Goal
Gather every line from the entries below that includes "name".

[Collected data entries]
** begin **

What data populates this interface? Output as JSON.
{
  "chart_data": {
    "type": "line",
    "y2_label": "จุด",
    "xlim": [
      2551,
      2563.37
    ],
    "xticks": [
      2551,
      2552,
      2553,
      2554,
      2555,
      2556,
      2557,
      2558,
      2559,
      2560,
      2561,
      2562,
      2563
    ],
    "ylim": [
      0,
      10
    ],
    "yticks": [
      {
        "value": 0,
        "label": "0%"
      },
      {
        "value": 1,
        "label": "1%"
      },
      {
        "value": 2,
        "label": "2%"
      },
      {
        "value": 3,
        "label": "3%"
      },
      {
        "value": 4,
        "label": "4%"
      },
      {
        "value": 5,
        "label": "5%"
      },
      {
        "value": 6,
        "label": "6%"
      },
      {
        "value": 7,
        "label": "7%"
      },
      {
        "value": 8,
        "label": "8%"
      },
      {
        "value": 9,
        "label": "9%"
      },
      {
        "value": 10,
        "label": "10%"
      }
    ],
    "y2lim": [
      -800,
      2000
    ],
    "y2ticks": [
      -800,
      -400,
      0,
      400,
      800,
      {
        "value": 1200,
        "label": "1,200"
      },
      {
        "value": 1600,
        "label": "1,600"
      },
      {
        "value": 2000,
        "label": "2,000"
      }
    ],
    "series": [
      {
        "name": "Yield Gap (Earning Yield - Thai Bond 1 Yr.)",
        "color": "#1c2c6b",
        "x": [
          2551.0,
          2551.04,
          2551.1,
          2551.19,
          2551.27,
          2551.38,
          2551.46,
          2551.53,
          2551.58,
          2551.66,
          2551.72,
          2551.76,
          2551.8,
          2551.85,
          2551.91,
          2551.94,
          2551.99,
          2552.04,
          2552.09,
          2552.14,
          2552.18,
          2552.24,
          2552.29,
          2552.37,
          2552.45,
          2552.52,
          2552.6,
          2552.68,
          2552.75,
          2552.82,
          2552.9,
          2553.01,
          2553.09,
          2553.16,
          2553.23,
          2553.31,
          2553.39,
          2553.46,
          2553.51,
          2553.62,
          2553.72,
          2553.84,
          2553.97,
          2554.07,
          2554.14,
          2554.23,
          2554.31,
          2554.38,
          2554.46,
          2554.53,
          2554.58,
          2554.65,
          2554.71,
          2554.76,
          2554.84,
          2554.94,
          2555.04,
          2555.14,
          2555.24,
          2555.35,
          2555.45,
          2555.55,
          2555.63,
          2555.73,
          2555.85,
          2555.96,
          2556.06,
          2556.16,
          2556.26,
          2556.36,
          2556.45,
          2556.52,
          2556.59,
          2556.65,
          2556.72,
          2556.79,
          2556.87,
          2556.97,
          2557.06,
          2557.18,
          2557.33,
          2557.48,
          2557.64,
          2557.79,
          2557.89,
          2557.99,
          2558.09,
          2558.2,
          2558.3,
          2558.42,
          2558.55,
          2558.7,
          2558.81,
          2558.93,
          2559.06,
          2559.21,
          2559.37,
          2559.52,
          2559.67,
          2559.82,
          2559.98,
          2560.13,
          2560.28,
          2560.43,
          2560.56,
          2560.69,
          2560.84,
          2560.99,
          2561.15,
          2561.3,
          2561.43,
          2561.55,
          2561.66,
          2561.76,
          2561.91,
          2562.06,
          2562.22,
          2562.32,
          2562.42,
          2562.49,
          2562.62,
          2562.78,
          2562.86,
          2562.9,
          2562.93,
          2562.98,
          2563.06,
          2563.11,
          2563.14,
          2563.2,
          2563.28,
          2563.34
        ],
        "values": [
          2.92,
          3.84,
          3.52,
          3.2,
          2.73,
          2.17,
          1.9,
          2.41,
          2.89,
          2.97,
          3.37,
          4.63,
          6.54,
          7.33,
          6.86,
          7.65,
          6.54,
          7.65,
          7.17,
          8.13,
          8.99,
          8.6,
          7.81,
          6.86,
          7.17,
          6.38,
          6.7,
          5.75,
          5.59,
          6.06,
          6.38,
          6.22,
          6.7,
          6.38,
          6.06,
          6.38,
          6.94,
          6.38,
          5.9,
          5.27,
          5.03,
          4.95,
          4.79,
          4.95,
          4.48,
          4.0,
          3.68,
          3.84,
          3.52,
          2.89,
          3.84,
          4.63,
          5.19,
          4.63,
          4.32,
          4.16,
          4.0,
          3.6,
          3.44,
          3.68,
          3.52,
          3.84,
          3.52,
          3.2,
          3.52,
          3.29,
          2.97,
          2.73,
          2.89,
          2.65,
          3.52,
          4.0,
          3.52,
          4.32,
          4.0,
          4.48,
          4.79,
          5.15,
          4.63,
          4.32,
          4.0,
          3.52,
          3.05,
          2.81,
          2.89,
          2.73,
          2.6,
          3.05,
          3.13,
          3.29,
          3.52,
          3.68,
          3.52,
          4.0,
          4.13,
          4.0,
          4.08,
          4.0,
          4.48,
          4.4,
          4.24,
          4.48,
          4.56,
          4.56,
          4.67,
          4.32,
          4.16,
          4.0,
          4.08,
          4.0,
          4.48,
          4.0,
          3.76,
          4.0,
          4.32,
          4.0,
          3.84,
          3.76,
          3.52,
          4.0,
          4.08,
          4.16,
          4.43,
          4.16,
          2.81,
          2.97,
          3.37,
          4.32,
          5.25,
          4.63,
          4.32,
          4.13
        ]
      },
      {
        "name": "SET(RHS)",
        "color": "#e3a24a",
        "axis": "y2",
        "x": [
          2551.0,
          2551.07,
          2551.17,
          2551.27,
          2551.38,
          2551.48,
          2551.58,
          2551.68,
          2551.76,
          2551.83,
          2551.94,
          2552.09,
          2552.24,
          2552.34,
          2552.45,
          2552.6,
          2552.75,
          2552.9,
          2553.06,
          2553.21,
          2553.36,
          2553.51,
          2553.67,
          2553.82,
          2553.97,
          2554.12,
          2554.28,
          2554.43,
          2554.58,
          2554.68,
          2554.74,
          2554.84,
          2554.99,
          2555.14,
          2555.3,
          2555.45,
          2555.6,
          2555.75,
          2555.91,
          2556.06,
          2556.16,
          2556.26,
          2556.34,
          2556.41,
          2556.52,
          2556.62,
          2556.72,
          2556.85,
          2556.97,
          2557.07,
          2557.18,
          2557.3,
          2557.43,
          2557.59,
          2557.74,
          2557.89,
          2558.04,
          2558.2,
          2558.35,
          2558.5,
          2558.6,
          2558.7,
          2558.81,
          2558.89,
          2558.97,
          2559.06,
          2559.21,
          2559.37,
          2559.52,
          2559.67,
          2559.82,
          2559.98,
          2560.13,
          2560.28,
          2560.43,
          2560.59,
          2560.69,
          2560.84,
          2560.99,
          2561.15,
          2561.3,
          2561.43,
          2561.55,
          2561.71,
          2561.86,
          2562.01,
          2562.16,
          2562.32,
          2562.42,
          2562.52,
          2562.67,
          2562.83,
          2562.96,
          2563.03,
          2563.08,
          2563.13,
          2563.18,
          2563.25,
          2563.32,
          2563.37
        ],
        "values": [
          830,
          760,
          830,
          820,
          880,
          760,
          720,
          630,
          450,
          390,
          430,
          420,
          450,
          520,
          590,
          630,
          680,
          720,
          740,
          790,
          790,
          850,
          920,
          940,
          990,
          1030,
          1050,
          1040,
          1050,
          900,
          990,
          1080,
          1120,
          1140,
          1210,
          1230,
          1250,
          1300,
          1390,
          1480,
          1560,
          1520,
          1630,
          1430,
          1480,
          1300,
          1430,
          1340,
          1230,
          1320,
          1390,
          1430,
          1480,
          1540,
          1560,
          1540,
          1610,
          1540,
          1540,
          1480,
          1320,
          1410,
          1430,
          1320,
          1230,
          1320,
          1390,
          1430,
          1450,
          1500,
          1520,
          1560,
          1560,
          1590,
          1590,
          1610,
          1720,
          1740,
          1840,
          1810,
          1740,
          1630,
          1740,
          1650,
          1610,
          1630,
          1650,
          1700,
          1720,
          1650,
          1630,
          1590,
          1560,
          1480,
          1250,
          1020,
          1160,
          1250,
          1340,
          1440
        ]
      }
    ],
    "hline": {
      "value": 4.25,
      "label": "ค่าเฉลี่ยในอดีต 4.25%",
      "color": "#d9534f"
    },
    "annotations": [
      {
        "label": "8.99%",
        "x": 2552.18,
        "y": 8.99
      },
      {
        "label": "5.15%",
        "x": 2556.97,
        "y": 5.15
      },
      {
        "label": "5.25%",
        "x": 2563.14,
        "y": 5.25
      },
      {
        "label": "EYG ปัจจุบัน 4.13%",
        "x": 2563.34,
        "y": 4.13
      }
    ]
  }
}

** end **

Correct output
        "name": "Yield Gap (Earning Yield - Thai Bond 1 Yr.)",
        "name": "SET(RHS)",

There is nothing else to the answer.